• **Aim of the exercise**:
Copy every line of the listing below word for word, leaving out the picture placeholders.

# Working data start

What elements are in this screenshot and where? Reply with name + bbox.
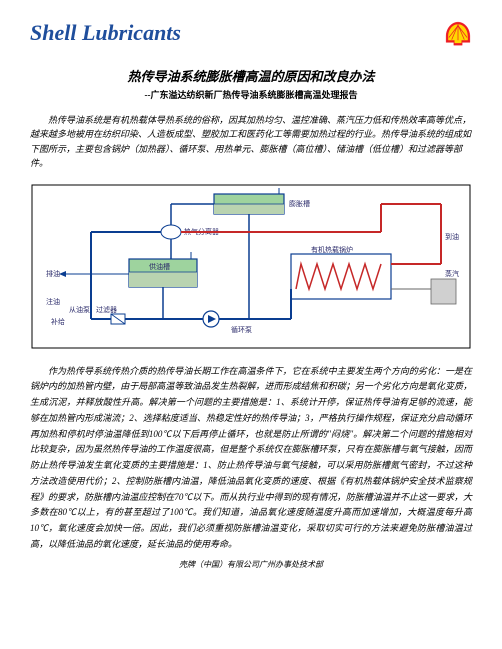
label-supplement: 补给: [51, 317, 65, 326]
label-heater: 有机热载锅炉: [311, 245, 353, 254]
label-filter: 过滤器: [96, 305, 117, 314]
document-subtitle: --广东溢达纺织新厂热传导油系统膨胀槽高温处理报告: [30, 88, 472, 101]
label-pump: 循环泵: [231, 325, 252, 334]
label-expansion-tank: 膨胀槽: [289, 199, 310, 208]
svg-text:从油泵: 从油泵: [69, 305, 90, 314]
document-title: 热传导油系统膨胀槽高温的原因和改良办法: [30, 66, 472, 85]
label-supply-tank: 供油槽: [149, 262, 170, 271]
body-paragraph: 作为热传导系统传热介质的热传导油长期工作在高温条件下，它在系统中主要发生两个方向…: [30, 364, 472, 553]
svg-text:到油: 到油: [445, 232, 459, 241]
footer-text: 壳牌（中国）有限公司广州办事处技术部: [30, 559, 472, 570]
system-diagram: 膨胀槽 热气分离器 供油槽 有机热载锅炉 到油 蒸汽 循环泵 过滤器: [30, 184, 472, 349]
brand-title: Shell Lubricants: [30, 20, 181, 46]
shell-logo: [444, 20, 472, 48]
label-steam: 蒸汽: [445, 269, 459, 278]
label-inject: 注油: [46, 297, 60, 306]
intro-paragraph: 热传导油系统是有机热载体导热系统的俗称，因其加热均匀、温控准确、蒸汽压力低和传热…: [30, 113, 472, 171]
label-drain: 排油: [46, 269, 60, 278]
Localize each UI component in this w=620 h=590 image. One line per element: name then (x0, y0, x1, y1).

# Working data end

• **Solved problem**:
What elements are in this screenshot and where? Reply with name + bbox.
label-supplement: 补给: [51, 317, 65, 326]
label-heater: 有机热载锅炉: [311, 245, 353, 254]
label-filter: 过滤器: [96, 305, 117, 314]
document-subtitle: --广东溢达纺织新厂热传导油系统膨胀槽高温处理报告: [30, 88, 472, 101]
label-pump: 循环泵: [231, 325, 252, 334]
label-expansion-tank: 膨胀槽: [289, 199, 310, 208]
svg-text:从油泵: 从油泵: [69, 305, 90, 314]
document-title: 热传导油系统膨胀槽高温的原因和改良办法: [30, 66, 472, 85]
label-supply-tank: 供油槽: [149, 262, 170, 271]
body-paragraph: 作为热传导系统传热介质的热传导油长期工作在高温条件下，它在系统中主要发生两个方向…: [30, 364, 472, 553]
svg-text:到油: 到油: [445, 232, 459, 241]
footer-text: 壳牌（中国）有限公司广州办事处技术部: [30, 559, 472, 570]
system-diagram: 膨胀槽 热气分离器 供油槽 有机热载锅炉 到油 蒸汽 循环泵 过滤器: [30, 184, 472, 349]
brand-title: Shell Lubricants: [30, 20, 181, 46]
shell-logo: [444, 20, 472, 48]
label-steam: 蒸汽: [445, 269, 459, 278]
label-inject: 注油: [46, 297, 60, 306]
intro-paragraph: 热传导油系统是有机热载体导热系统的俗称，因其加热均匀、温控准确、蒸汽压力低和传热…: [30, 113, 472, 171]
label-drain: 排油: [46, 269, 60, 278]
Localize each UI component in this w=620 h=590 image. One line per element: name then (x0, y0, x1, y1).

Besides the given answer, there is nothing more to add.